**Provided text:**
This has made the data discrete but it hasn’t really satisfied the problem that ‘similar values’ have an identical discrete
value. We might expect a $299,999 dollar house to be quite similar to a $299,998 dollar house. The ByRounding
method therefore has a scale. The real number in the data is multiplied by the scale factor PRIOR to rounding.
In our example, if we apply a scale of 0.0001 (1/10000) a $299999 house (and a $299998 house) will both get a
ByRounding result of 30. The scale effectively reduces the range of a variable. In the house case a scale of 0.0001
reduces the range from “$10,000 to $1M” to 1-100 which is much more manageable.
Sometimes the scaled ranges do not work out so neatly. Suppose the field is measuring height of high-school seniors.
The original range is probably from 48 inches up to possibly 88 inches. A scale of 0.25 is probably enough to give
the number of discrete values you require (10), but they will range from 12 to 22 which is not convenient. Therefore
a DELTA is available, which is ADDED to the value AFTER scaling but before rounding. It can therefore be used
to bring the eventual range down to a convenient number. In this case a Delta of -11 would give us an eventual range
of 1-11, which is perfect.
ByBucketing
ByBucketing is mathematically similar to ByRounding but with rather more ease of use. There is a slight performance
hit and rather less control with the ByBucketing method. Within the ByBucketing method you do not specify the
scale or the delta, you simply specify the number of eventual buckets (or the number of discrete values) that you
eventually want. It does a pre-pass of the data to compute the scale and delta before applying it.

**Data provided:**

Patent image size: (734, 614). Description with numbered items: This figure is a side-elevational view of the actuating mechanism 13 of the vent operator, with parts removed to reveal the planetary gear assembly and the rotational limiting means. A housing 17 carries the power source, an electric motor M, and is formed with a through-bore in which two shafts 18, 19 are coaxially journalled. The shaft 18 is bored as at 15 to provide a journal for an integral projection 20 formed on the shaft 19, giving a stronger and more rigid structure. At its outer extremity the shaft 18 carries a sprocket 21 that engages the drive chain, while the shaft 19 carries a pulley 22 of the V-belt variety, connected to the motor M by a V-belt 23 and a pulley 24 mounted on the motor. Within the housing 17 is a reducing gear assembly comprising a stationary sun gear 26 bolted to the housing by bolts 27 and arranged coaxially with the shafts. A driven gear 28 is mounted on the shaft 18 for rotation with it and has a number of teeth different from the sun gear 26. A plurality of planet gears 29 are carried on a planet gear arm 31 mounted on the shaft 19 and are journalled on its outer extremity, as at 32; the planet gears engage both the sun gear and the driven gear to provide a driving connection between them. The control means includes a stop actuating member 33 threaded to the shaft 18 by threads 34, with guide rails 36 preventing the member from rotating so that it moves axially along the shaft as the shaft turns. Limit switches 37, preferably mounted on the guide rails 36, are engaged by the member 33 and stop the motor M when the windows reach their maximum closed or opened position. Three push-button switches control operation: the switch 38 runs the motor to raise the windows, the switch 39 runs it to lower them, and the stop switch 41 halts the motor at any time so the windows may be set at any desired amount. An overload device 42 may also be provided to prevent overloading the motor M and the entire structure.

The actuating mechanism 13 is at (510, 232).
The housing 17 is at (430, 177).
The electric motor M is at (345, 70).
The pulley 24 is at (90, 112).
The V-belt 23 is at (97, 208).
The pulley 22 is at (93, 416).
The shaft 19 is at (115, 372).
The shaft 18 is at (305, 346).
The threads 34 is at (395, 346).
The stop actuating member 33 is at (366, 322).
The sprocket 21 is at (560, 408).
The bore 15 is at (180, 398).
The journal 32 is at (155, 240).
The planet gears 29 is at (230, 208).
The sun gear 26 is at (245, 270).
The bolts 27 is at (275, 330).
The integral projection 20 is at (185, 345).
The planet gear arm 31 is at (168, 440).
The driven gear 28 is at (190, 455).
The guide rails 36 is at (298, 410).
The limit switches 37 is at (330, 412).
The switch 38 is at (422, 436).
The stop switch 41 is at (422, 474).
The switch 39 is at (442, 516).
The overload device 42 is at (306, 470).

**Given exercise A:** List every word in the passage on discretizing data that is written entirely in capital letters.
**Given exercise B:** Rewrite the listing from its first line through the line containing "The electric motor M is at (345, 70).", changing "side-elevational view" to "side view" and leaving everything else unchanged. Give only those lines.
The passage on discretizing data and the listing are unrelated to each other.

**Complete response A:** PRIOR, DELTA, ADDED, AFTER

**Complete response B:**
Patent image size: (734, 614). Description with numbered items: This figure is a side view of the actuating mechanism 13 of the vent operator, with parts removed to reveal the planetary gear assembly and the rotational limiting means. A housing 17 carries the power source, an electric motor M, and is formed with a through-bore in which two shafts 18, 19 are coaxially journalled. The shaft 18 is bored as at 15 to provide a journal for an integral projection 20 formed on the shaft 19, giving a stronger and more rigid structure. At its outer extremity the shaft 18 carries a sprocket 21 that engages the drive chain, while the shaft 19 carries a pulley 22 of the V-belt variety, connected to the motor M by a V-belt 23 and a pulley 24 mounted on the motor. Within the housing 17 is a reducing gear assembly comprising a stationary sun gear 26 bolted to the housing by bolts 27 and arranged coaxially with the shafts. A driven gear 28 is mounted on the shaft 18 for rotation with it and has a number of teeth different from the sun gear 26. A plurality of planet gears 29 are carried on a planet gear arm 31 mounted on the shaft 19 and are journalled on its outer extremity, as at 32; the planet gears engage both the sun gear and the driven gear to provide a driving connection between them. The control means includes a stop actuating member 33 threaded to the shaft 18 by threads 34, with guide rails 36 preventing the member from rotating so that it moves axially along the shaft as the shaft turns. Limit switches 37, preferably mounted on the guide rails 36, are engaged by the member 33 and stop the motor M when the windows reach their maximum closed or opened position. Three push-button switches control operation: the switch 38 runs the motor to raise the windows, the switch 39 runs it to lower them, and the stop switch 41 halts the motor at any time so the windows may be set at any desired amount. An overload device 42 may also be provided to prevent overloading the motor M and the entire structure.

The actuating mechanism 13 is at (510, 232).
The housing 17 is at (430, 177).
The electric motor M is at (345, 70).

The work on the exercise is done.